## BEGIN Data in this exercise
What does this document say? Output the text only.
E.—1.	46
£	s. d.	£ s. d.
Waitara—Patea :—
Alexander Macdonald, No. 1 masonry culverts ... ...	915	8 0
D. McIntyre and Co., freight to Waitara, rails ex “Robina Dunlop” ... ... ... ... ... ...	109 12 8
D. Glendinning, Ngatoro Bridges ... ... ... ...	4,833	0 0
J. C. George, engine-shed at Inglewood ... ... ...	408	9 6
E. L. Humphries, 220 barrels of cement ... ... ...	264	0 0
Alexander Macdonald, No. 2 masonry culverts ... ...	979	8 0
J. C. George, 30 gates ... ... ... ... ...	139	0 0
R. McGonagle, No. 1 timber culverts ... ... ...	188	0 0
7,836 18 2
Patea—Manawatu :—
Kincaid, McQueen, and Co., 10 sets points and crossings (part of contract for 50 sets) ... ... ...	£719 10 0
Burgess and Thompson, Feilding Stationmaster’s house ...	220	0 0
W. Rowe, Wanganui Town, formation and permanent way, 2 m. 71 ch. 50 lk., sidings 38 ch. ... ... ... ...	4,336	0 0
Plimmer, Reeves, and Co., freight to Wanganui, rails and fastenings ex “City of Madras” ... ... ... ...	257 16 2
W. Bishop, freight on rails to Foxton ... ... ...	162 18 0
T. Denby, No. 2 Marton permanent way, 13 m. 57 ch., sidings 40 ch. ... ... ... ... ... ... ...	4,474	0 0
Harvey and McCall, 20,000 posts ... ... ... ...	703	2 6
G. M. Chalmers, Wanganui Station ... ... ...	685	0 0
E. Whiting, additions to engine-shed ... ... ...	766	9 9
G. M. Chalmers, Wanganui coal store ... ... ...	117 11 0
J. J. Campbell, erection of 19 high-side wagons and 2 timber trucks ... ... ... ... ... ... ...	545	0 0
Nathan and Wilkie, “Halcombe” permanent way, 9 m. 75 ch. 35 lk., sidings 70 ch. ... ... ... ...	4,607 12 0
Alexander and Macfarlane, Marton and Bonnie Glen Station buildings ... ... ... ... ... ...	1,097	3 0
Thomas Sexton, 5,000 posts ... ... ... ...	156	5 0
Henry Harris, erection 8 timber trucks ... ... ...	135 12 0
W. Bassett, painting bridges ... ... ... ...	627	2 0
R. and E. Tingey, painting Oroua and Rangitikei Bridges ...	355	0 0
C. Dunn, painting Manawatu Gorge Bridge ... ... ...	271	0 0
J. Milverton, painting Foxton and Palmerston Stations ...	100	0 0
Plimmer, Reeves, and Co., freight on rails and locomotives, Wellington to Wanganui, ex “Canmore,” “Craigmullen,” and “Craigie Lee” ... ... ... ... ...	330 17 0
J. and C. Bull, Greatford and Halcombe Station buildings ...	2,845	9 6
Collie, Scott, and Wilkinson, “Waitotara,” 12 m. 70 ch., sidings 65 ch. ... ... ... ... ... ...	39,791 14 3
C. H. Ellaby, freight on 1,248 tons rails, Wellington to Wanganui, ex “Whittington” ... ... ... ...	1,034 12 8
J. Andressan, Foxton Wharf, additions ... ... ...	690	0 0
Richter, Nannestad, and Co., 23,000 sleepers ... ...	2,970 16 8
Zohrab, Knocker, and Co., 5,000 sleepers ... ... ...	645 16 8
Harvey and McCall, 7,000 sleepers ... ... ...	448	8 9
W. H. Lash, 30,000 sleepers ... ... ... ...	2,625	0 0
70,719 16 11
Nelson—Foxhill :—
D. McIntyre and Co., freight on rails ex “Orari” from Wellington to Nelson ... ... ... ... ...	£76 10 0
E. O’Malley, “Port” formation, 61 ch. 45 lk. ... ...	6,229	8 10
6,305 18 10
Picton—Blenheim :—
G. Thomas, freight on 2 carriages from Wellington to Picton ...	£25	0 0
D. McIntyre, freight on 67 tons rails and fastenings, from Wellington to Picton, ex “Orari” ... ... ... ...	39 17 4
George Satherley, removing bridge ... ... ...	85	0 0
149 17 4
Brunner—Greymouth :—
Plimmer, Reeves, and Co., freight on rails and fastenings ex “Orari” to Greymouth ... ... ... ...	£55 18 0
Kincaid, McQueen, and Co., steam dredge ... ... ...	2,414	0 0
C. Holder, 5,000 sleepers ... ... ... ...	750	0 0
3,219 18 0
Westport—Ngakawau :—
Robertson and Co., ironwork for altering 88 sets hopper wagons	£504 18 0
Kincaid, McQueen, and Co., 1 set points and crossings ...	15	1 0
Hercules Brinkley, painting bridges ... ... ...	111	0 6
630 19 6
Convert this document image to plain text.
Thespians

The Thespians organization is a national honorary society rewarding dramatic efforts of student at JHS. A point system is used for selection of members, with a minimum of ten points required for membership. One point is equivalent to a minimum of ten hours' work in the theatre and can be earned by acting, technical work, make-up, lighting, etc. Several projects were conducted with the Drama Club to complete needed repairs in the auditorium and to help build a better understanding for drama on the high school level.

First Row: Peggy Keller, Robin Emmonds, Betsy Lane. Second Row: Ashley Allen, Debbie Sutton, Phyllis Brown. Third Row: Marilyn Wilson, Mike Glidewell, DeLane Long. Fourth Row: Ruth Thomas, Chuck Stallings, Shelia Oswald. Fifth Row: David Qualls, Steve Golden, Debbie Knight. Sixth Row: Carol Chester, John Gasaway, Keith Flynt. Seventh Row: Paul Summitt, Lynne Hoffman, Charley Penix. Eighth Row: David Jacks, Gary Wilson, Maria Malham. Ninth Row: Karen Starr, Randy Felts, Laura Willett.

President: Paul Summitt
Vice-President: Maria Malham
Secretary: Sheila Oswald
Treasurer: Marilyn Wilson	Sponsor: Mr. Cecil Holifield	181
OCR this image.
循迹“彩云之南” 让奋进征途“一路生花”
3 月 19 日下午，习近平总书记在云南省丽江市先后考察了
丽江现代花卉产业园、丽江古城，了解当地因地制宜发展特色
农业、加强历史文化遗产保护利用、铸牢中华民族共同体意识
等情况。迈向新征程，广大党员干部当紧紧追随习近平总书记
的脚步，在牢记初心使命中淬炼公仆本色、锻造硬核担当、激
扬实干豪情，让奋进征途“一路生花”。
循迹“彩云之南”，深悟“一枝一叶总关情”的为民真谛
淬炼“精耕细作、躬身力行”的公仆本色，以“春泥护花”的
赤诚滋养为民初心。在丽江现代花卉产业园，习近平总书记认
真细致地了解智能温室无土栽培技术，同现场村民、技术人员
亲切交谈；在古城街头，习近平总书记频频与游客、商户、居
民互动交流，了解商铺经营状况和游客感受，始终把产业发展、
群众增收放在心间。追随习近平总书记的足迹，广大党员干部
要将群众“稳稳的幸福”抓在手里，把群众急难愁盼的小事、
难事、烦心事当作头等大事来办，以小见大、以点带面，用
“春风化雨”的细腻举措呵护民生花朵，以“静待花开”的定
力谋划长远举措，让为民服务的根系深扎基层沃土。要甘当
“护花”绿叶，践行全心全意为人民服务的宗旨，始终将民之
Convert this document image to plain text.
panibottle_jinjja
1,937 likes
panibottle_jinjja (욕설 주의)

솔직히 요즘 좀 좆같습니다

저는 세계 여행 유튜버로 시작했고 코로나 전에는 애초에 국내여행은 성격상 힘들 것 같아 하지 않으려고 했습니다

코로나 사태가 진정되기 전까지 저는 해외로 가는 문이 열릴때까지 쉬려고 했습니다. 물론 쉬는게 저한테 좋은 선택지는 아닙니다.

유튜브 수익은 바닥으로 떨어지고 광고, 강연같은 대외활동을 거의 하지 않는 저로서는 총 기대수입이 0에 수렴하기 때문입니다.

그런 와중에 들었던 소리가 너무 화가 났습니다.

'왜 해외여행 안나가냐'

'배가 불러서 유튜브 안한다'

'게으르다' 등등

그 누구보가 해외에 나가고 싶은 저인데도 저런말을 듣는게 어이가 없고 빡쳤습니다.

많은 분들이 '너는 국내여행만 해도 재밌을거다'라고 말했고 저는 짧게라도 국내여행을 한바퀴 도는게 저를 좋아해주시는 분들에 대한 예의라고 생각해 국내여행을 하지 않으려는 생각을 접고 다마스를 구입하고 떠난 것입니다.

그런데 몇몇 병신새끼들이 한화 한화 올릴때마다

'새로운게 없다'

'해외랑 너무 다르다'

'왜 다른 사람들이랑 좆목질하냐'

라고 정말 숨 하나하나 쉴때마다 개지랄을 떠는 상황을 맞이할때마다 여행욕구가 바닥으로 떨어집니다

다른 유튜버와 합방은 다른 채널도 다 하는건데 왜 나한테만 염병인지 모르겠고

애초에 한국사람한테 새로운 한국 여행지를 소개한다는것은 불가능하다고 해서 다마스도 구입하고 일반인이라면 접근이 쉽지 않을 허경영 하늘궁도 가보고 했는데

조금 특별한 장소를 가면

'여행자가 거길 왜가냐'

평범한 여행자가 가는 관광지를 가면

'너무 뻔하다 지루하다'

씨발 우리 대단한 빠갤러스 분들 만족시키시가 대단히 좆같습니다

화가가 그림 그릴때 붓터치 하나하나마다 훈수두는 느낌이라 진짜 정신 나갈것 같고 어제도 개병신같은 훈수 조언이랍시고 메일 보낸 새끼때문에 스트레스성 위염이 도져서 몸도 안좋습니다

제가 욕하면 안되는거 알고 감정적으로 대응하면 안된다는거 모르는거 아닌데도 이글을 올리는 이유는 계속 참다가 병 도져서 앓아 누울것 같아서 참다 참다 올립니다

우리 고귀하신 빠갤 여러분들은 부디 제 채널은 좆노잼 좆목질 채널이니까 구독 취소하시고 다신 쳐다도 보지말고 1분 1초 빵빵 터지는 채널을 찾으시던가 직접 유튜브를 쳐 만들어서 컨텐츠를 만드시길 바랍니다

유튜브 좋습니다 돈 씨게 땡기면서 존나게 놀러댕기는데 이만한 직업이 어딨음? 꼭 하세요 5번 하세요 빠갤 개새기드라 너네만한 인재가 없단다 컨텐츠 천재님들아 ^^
## END Data in this exercise
What you will do. Isolate each line of the listing above that includes "했습니다". Copy it.

Finished exercise.
저는 세계 여행 유튜버로 시작했고 코로나 전에는 애초에 국내여행은 성격상 힘들 것 같아 하지 않으려고 했습니다
코로나 사태가 진정되기 전까지 저는 해외로 가는 문이 열릴때까지 쉬려고 했습니다. 물론 쉬는게 저한테 좋은 선택지는 아닙니다.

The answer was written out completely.